— begin —

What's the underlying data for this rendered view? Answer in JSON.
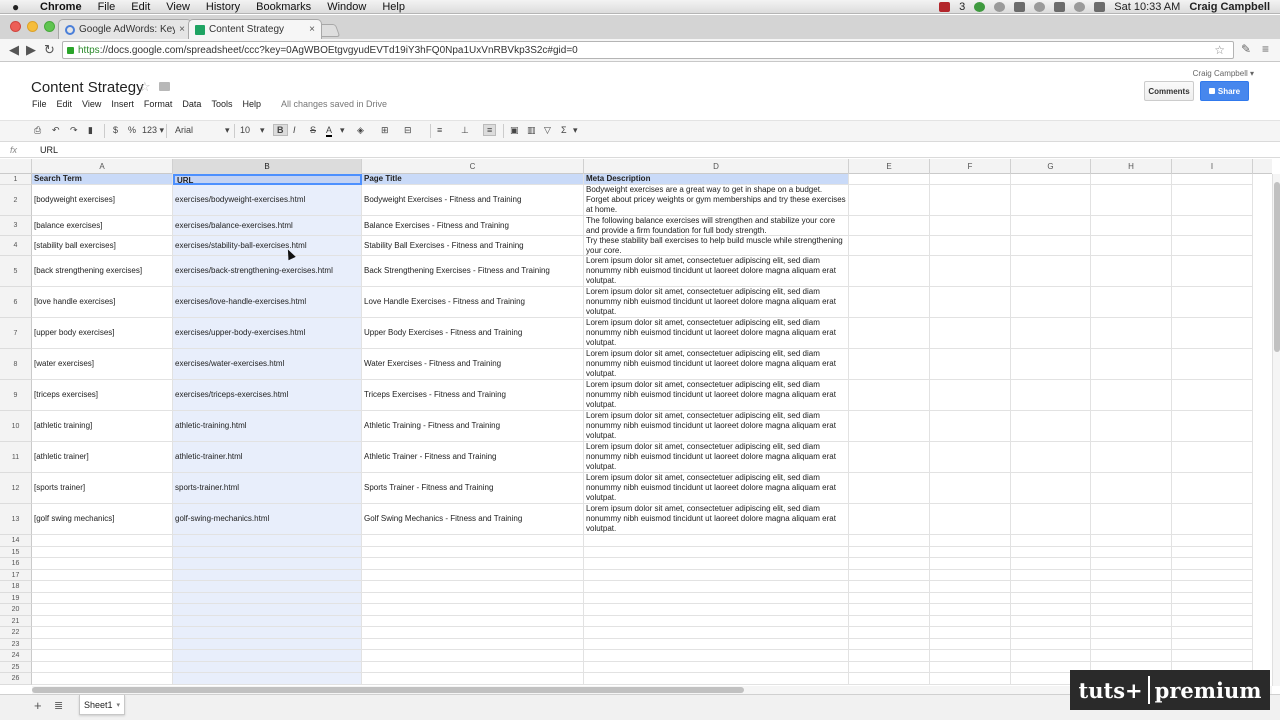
{
  "os_menu": {
    "app_name": "Chrome",
    "items": [
      "File",
      "Edit",
      "View",
      "History",
      "Bookmarks",
      "Window",
      "Help"
    ],
    "status_badge": "3",
    "clock": "Sat 10:33 AM",
    "user": "Craig Campbell"
  },
  "browser": {
    "tabs": [
      {
        "title": "Google AdWords: Keyword",
        "close": "×",
        "favicon": "google-icon"
      },
      {
        "title": "Content Strategy",
        "close": "×",
        "favicon": "sheets-icon"
      }
    ],
    "url_secure": "https",
    "url_rest": "://docs.google.com/spreadsheet/ccc?key=0AgWBOEtgvgyudEVTd19iY3hFQ0Npa1UxVnRBVkp3S2c#gid=0",
    "star_glyph": "☆"
  },
  "doc": {
    "title": "Content Strategy",
    "star_glyph": "☆",
    "user": "Craig Campbell ▾",
    "comments_label": "Comments",
    "share_label": "Share",
    "menus": [
      "File",
      "Edit",
      "View",
      "Insert",
      "Format",
      "Data",
      "Tools",
      "Help"
    ],
    "save_status": "All changes saved in Drive"
  },
  "toolbar": {
    "currency": "$",
    "percent": "%",
    "number_format": "123 ▾",
    "font": "Arial",
    "font_size": "10",
    "bold": "B",
    "italic": "I",
    "strike": "S",
    "text_color": "A",
    "sigma": "Σ"
  },
  "formula_bar": {
    "label": "fx",
    "value": "URL"
  },
  "grid": {
    "columns": [
      "A",
      "B",
      "C",
      "D",
      "E",
      "F",
      "G",
      "H",
      "I"
    ],
    "selected_column": "B",
    "header_row": {
      "a": "Search Term",
      "b": "URL",
      "c": "Page Title",
      "d": "Meta Description"
    },
    "rows": [
      {
        "n": "2",
        "a": "[bodyweight exercises]",
        "b": "exercises/bodyweight-exercises.html",
        "c": "Bodyweight Exercises - Fitness and Training",
        "d": "Bodyweight exercises are a great way to get in shape on a budget. Forget about pricey weights or gym memberships and try these exercises at home."
      },
      {
        "n": "3",
        "a": "[balance exercises]",
        "b": "exercises/balance-exercises.html",
        "c": "Balance Exercises - Fitness and Training",
        "d": "The following balance exercises will strengthen and stabilize your core and provide a firm foundation for full body strength."
      },
      {
        "n": "4",
        "a": "[stability ball exercises]",
        "b": "exercises/stability-ball-exercises.html",
        "c": "Stability Ball Exercises - Fitness and Training",
        "d": "Try these stability ball exercises to help build muscle while strengthening your core."
      },
      {
        "n": "5",
        "a": "[back strengthening exercises]",
        "b": "exercises/back-strengthening-exercises.html",
        "c": "Back Strengthening Exercises - Fitness and Training",
        "d": "Lorem ipsum dolor sit amet, consectetuer adipiscing elit, sed diam nonummy nibh euismod tincidunt ut laoreet dolore magna aliquam erat volutpat."
      },
      {
        "n": "6",
        "a": "[love handle exercises]",
        "b": "exercises/love-handle-exercises.html",
        "c": "Love Handle Exercises - Fitness and Training",
        "d": "Lorem ipsum dolor sit amet, consectetuer adipiscing elit, sed diam nonummy nibh euismod tincidunt ut laoreet dolore magna aliquam erat volutpat."
      },
      {
        "n": "7",
        "a": "[upper body exercises]",
        "b": "exercises/upper-body-exercises.html",
        "c": "Upper Body Exercises - Fitness and Training",
        "d": "Lorem ipsum dolor sit amet, consectetuer adipiscing elit, sed diam nonummy nibh euismod tincidunt ut laoreet dolore magna aliquam erat volutpat."
      },
      {
        "n": "8",
        "a": "[water exercises]",
        "b": "exercises/water-exercises.html",
        "c": "Water Exercises - Fitness and Training",
        "d": "Lorem ipsum dolor sit amet, consectetuer adipiscing elit, sed diam nonummy nibh euismod tincidunt ut laoreet dolore magna aliquam erat volutpat."
      },
      {
        "n": "9",
        "a": "[triceps exercises]",
        "b": "exercises/triceps-exercises.html",
        "c": "Triceps Exercises - Fitness and Training",
        "d": "Lorem ipsum dolor sit amet, consectetuer adipiscing elit, sed diam nonummy nibh euismod tincidunt ut laoreet dolore magna aliquam erat volutpat."
      },
      {
        "n": "10",
        "a": "[athletic training]",
        "b": "athletic-training.html",
        "c": "Athletic Training - Fitness and Training",
        "d": "Lorem ipsum dolor sit amet, consectetuer adipiscing elit, sed diam nonummy nibh euismod tincidunt ut laoreet dolore magna aliquam erat volutpat."
      },
      {
        "n": "11",
        "a": "[athletic trainer]",
        "b": "athletic-trainer.html",
        "c": "Athletic Trainer - Fitness and Training",
        "d": "Lorem ipsum dolor sit amet, consectetuer adipiscing elit, sed diam nonummy nibh euismod tincidunt ut laoreet dolore magna aliquam erat volutpat."
      },
      {
        "n": "12",
        "a": "[sports trainer]",
        "b": "sports-trainer.html",
        "c": "Sports Trainer - Fitness and Training",
        "d": "Lorem ipsum dolor sit amet, consectetuer adipiscing elit, sed diam nonummy nibh euismod tincidunt ut laoreet dolore magna aliquam erat volutpat."
      },
      {
        "n": "13",
        "a": "[golf swing mechanics]",
        "b": "golf-swing-mechanics.html",
        "c": "Golf Swing Mechanics - Fitness and Training",
        "d": "Lorem ipsum dolor sit amet, consectetuer adipiscing elit, sed diam nonummy nibh euismod tincidunt ut laoreet dolore magna aliquam erat volutpat."
      }
    ],
    "empty_rows": [
      "14",
      "15",
      "16",
      "17",
      "18",
      "19",
      "20",
      "21",
      "22",
      "23",
      "24",
      "25",
      "26"
    ]
  },
  "sheets": {
    "add_glyph": "+",
    "list_glyph": "≣",
    "tabs": [
      "Sheet1"
    ],
    "dropdown_glyph": "▾"
  },
  "watermark": {
    "left": "tuts+",
    "right": "premium"
  },
  "colors": {
    "header_fill": "#c9daf8",
    "selection": "#4d90fe",
    "share_button": "#4787ed"
  }
}
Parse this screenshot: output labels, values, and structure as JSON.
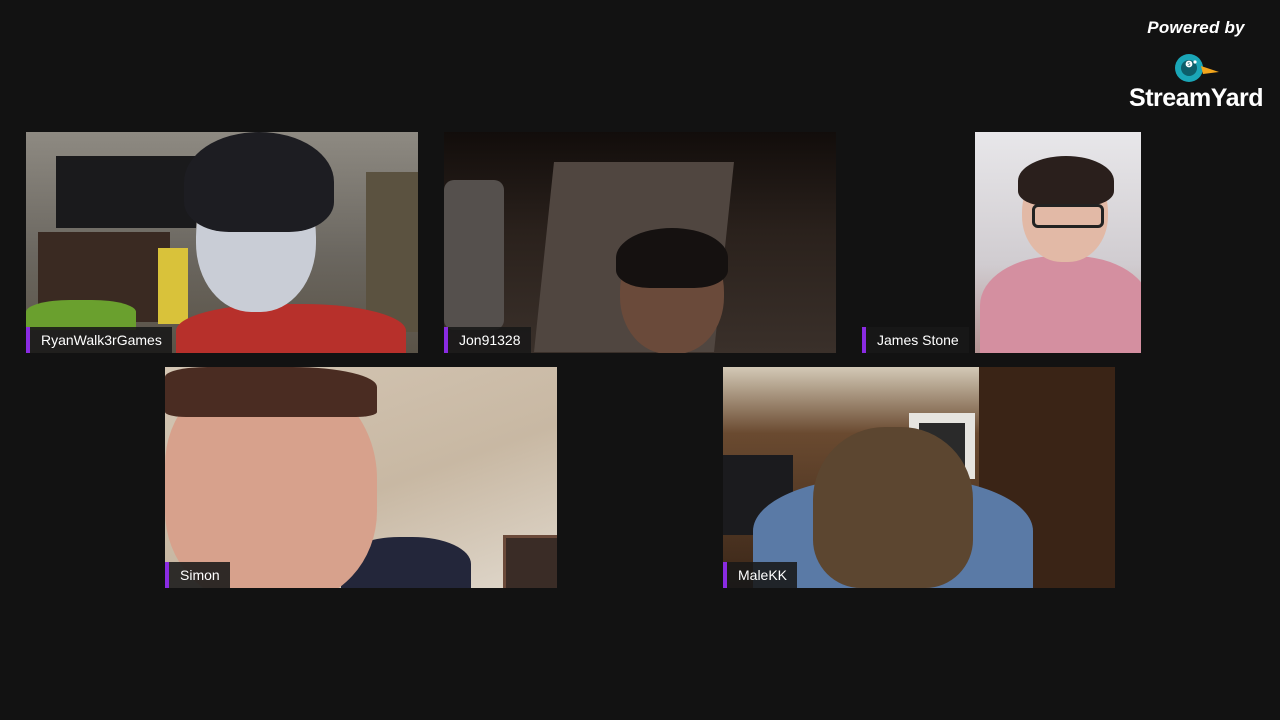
{
  "branding": {
    "powered_by": "Powered by",
    "product": "StreamYard",
    "logo_icon": "streamyard-duck-icon",
    "accent_color": "#8a2be2"
  },
  "participants": [
    {
      "name": "RyanWalk3rGames"
    },
    {
      "name": "Jon91328"
    },
    {
      "name": "James Stone"
    },
    {
      "name": "Simon"
    },
    {
      "name": "MaleKK"
    }
  ]
}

— end —

Gather and copy every line of the data in which the string "Craig" is found.

    "user": "Craig Campbell"
    "user": "Craig Campbell ▾",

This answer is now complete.